Exercise goal = Reply with only a number, the count of lines in the listing that include the word "swatch".

•••••

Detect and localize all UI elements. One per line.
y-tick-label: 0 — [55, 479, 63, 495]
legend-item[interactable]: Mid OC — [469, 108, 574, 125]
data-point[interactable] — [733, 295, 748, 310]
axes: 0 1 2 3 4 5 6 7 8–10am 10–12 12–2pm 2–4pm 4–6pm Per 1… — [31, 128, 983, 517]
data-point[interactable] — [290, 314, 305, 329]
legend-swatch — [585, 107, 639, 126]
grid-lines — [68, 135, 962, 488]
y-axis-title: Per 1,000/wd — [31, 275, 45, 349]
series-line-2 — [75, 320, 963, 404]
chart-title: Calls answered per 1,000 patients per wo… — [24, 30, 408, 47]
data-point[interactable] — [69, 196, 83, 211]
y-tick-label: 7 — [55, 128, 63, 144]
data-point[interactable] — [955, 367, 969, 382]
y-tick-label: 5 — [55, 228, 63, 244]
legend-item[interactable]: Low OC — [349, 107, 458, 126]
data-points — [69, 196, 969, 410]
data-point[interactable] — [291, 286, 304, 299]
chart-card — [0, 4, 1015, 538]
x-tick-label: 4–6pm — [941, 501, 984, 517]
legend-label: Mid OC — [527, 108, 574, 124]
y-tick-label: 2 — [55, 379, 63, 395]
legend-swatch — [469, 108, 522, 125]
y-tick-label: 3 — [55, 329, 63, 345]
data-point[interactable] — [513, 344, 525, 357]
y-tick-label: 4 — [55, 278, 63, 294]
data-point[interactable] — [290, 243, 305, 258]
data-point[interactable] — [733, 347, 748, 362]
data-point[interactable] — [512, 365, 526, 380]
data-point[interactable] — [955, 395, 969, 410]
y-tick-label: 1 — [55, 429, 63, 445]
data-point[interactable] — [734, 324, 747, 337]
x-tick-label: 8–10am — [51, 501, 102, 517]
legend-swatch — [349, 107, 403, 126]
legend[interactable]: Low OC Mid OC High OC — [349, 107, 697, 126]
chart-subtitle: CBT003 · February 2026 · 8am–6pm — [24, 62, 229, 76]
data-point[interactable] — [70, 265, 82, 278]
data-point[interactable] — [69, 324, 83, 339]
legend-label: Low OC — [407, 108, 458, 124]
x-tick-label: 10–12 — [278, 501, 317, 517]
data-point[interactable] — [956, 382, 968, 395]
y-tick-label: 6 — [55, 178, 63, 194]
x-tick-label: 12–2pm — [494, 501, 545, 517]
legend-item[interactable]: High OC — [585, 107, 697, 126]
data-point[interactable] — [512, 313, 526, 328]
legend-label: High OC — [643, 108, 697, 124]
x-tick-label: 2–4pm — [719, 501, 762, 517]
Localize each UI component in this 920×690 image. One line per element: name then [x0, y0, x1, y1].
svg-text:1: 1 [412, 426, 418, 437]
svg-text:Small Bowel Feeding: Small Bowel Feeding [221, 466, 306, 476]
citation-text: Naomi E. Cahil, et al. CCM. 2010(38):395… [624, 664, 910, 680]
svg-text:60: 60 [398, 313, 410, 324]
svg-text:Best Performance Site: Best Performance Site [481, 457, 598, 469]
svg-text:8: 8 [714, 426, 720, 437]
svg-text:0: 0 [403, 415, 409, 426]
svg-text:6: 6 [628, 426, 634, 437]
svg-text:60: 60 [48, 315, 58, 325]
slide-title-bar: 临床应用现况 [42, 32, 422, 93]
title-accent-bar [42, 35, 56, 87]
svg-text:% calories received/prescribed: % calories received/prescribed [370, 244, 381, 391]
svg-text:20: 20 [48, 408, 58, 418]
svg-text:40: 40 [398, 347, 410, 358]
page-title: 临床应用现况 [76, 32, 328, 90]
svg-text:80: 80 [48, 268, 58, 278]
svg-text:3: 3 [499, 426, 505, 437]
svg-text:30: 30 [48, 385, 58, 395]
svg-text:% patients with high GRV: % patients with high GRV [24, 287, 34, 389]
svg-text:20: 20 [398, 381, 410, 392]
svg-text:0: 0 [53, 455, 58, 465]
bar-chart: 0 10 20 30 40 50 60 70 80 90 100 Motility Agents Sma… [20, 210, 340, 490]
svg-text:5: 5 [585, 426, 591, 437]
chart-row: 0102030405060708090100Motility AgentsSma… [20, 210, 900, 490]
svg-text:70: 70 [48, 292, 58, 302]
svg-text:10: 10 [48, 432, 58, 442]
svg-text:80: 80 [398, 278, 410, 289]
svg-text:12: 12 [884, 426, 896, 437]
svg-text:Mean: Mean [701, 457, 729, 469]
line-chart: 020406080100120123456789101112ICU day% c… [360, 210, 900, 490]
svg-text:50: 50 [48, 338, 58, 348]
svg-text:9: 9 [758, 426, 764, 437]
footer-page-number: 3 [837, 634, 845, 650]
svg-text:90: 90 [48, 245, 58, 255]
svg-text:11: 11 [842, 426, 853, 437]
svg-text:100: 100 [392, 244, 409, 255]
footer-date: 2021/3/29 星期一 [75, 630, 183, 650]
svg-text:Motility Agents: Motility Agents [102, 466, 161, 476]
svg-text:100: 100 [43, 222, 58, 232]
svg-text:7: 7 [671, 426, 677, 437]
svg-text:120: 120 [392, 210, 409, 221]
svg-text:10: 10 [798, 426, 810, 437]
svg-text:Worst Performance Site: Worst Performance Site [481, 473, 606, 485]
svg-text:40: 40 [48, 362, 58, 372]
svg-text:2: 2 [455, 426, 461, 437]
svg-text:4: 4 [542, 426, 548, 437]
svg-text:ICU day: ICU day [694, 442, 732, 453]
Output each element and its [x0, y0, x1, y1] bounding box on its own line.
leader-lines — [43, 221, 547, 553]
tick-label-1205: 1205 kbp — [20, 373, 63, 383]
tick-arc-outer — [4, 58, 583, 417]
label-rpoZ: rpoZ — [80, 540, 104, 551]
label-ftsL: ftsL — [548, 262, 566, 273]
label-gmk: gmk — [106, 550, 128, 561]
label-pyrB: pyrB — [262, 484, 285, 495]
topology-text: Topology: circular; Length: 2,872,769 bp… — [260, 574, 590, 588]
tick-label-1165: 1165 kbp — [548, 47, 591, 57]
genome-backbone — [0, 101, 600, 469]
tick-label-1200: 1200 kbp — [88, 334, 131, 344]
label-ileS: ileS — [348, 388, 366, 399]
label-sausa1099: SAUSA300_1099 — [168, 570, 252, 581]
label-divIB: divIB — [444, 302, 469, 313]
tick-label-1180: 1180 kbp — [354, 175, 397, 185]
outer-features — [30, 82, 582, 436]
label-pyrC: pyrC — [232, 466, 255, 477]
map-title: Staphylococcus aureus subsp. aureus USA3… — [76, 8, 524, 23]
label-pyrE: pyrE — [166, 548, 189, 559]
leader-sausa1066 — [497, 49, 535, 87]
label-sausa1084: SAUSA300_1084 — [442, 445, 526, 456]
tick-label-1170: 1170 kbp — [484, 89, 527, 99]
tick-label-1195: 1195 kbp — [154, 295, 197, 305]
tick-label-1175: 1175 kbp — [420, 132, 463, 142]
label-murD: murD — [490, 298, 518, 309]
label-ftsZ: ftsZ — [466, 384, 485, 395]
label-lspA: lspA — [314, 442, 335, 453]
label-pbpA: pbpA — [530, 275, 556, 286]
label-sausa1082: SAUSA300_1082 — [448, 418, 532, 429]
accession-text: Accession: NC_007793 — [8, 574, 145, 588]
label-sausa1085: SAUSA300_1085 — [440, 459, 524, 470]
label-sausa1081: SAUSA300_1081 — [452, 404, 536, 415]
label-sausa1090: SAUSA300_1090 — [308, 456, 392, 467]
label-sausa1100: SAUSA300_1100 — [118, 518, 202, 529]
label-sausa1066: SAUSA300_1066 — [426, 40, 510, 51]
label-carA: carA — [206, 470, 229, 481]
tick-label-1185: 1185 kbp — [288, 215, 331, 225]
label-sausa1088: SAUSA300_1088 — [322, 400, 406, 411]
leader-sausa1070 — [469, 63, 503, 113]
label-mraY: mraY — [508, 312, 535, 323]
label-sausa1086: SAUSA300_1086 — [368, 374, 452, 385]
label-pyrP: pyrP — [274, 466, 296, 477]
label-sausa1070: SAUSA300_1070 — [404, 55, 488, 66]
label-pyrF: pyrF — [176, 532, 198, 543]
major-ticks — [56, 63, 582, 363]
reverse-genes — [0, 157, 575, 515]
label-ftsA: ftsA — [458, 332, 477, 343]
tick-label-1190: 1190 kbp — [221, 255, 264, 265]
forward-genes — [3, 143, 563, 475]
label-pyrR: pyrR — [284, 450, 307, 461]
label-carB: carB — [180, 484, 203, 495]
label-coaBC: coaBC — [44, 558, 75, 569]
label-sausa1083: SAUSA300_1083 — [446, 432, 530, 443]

•••••

Your solution = 3